_AIM_
Report every line below that holds the word "Közlöny".

Stored items:
================
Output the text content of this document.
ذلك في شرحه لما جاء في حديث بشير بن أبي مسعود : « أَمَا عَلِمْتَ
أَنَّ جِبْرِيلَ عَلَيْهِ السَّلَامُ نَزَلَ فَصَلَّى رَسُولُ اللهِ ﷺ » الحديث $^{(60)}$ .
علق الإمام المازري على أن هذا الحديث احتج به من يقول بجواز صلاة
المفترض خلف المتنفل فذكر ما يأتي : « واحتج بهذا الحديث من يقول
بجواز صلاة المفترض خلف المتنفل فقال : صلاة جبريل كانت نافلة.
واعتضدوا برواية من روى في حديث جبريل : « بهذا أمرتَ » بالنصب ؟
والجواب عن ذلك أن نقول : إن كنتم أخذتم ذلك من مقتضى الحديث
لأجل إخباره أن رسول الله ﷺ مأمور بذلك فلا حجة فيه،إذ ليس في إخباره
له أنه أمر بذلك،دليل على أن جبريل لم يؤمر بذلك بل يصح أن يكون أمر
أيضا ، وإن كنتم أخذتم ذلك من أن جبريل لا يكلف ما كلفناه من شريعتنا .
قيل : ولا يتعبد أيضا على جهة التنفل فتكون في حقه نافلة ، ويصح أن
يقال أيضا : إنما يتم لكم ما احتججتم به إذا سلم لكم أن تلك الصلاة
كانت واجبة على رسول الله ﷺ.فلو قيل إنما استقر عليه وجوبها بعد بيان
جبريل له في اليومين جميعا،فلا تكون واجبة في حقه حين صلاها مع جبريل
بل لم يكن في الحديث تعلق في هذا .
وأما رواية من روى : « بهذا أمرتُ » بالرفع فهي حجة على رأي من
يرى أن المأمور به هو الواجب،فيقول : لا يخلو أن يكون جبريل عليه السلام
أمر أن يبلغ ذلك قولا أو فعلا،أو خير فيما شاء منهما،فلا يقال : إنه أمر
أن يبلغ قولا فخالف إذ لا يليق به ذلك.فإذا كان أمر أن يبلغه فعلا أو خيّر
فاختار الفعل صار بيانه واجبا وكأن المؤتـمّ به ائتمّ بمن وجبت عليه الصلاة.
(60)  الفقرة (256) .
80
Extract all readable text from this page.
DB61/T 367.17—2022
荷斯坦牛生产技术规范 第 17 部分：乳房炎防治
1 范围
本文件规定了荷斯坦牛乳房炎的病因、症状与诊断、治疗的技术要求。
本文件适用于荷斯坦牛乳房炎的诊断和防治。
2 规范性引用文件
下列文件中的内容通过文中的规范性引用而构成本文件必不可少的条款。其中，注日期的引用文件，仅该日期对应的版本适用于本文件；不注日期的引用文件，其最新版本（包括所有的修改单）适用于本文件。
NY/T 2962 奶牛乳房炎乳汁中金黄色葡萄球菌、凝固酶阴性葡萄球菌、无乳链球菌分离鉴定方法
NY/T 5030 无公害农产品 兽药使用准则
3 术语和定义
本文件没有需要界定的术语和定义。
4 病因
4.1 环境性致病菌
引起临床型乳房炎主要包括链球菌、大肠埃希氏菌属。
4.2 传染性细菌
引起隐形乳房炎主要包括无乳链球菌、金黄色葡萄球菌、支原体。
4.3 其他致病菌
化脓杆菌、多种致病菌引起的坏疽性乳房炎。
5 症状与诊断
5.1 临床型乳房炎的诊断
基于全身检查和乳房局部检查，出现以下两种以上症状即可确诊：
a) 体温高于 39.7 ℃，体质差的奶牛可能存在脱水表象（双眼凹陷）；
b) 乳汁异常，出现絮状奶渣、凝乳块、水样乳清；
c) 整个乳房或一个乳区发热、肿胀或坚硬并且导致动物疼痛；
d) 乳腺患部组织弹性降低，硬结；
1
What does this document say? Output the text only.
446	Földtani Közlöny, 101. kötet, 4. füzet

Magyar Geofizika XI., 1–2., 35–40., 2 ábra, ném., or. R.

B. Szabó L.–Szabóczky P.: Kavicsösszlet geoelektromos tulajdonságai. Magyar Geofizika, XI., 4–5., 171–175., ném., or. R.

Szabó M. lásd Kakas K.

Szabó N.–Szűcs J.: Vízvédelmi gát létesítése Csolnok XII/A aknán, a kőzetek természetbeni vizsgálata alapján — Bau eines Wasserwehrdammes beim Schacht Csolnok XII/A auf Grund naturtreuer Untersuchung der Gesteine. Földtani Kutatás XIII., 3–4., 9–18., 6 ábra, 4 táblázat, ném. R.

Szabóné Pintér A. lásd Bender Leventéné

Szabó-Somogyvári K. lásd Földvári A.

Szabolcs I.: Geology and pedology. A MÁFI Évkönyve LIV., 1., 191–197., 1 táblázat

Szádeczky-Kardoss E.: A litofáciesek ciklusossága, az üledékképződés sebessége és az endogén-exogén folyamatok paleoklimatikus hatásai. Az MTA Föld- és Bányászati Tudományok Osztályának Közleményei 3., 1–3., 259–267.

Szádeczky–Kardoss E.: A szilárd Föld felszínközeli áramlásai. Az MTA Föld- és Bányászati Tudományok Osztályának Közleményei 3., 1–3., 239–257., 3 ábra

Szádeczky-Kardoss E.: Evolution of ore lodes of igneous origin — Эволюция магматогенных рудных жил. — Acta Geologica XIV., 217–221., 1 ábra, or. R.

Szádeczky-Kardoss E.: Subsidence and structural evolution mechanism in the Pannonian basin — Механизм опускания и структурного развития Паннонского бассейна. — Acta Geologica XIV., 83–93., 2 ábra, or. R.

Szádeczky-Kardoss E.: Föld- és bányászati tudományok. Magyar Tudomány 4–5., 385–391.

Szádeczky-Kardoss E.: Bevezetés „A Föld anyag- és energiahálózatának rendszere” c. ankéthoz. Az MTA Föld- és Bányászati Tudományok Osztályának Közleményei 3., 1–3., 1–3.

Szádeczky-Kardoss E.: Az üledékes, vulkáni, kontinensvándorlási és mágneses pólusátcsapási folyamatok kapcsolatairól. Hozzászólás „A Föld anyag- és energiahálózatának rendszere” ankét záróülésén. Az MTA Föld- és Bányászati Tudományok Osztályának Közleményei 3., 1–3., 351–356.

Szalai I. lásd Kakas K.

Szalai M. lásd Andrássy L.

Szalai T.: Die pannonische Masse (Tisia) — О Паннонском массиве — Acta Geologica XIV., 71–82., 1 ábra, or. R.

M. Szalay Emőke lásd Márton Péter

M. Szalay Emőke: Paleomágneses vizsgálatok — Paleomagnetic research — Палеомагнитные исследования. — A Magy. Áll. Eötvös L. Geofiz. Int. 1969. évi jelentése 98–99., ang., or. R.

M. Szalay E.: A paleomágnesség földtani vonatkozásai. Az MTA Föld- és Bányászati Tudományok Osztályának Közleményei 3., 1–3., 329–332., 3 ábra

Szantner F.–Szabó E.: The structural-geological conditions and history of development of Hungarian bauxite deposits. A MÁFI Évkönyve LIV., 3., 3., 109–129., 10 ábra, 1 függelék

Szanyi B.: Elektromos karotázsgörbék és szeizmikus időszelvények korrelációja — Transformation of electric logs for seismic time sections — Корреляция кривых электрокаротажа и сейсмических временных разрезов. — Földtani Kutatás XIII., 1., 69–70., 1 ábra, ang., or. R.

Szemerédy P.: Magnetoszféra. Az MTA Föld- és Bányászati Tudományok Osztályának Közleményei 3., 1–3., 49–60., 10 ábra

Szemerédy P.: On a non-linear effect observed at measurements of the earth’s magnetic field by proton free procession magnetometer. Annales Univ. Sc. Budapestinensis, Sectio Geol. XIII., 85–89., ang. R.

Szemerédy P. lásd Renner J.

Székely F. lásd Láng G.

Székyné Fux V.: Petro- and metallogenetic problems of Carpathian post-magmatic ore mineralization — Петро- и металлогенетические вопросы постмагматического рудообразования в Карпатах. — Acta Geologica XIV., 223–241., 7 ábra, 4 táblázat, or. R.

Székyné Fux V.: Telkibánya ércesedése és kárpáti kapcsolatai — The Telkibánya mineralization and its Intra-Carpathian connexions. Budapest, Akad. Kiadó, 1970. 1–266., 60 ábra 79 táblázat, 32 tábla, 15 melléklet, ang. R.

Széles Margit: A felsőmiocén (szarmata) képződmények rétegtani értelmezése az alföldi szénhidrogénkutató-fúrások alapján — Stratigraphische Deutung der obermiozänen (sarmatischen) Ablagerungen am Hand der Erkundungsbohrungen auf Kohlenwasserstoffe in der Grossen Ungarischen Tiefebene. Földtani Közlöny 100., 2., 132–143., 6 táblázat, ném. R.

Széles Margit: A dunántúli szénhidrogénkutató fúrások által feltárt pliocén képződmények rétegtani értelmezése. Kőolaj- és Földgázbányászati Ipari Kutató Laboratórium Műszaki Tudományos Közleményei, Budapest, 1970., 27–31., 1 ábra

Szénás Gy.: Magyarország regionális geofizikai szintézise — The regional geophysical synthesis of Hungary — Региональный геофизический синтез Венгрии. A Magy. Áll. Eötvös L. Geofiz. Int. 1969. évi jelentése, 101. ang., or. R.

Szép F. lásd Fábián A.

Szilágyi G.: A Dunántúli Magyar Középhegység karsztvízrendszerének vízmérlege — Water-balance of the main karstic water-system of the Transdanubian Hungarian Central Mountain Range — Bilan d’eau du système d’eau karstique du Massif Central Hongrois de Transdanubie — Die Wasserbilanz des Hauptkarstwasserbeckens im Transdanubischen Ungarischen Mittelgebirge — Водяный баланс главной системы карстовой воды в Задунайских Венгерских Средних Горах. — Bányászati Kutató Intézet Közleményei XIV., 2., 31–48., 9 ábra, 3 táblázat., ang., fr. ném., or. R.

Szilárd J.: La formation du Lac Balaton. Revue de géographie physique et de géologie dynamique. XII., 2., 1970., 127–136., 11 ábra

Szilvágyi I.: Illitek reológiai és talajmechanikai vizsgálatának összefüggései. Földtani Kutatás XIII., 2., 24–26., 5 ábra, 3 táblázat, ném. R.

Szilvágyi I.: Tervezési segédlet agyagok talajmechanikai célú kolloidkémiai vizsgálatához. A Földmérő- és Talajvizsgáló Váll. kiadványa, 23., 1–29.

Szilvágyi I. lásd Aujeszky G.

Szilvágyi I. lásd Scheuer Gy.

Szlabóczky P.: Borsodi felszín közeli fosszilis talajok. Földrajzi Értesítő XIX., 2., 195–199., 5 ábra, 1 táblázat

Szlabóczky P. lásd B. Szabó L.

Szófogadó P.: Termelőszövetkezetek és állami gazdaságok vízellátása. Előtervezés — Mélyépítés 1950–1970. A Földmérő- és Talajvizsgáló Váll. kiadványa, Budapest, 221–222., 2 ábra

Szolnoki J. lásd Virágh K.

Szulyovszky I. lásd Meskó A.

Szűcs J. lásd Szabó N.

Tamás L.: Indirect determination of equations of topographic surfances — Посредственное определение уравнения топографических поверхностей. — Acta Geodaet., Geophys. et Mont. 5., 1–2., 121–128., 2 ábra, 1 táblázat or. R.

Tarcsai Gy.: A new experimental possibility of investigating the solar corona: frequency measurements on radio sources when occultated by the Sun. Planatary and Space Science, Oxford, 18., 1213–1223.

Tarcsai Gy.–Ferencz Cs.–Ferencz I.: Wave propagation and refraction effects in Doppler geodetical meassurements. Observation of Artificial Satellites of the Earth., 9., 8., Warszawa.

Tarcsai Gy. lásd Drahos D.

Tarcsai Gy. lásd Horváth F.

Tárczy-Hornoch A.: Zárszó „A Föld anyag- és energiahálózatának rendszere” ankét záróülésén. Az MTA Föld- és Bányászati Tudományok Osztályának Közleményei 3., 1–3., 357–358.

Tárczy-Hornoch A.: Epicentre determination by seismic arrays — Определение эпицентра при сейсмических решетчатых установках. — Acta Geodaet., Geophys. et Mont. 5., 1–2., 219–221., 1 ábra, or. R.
================
_RESPONSE TO THE TASK_
446	Földtani Közlöny, 101. kötet, 4. füzet
Széles Margit: A felsőmiocén (szarmata) képződmények rétegtani értelmezése az alföldi szénhidrogénkutató-fúrások alapján — Stratigraphische Deutung der obermiozänen (sarmatischen) Ablagerungen am Hand der Erkundungsbohrungen auf Kohlenwasserstoffe in der Grossen Ungarischen Tiefebene. Földtani Közlöny 100., 2., 132–143., 6 táblázat, ném. R.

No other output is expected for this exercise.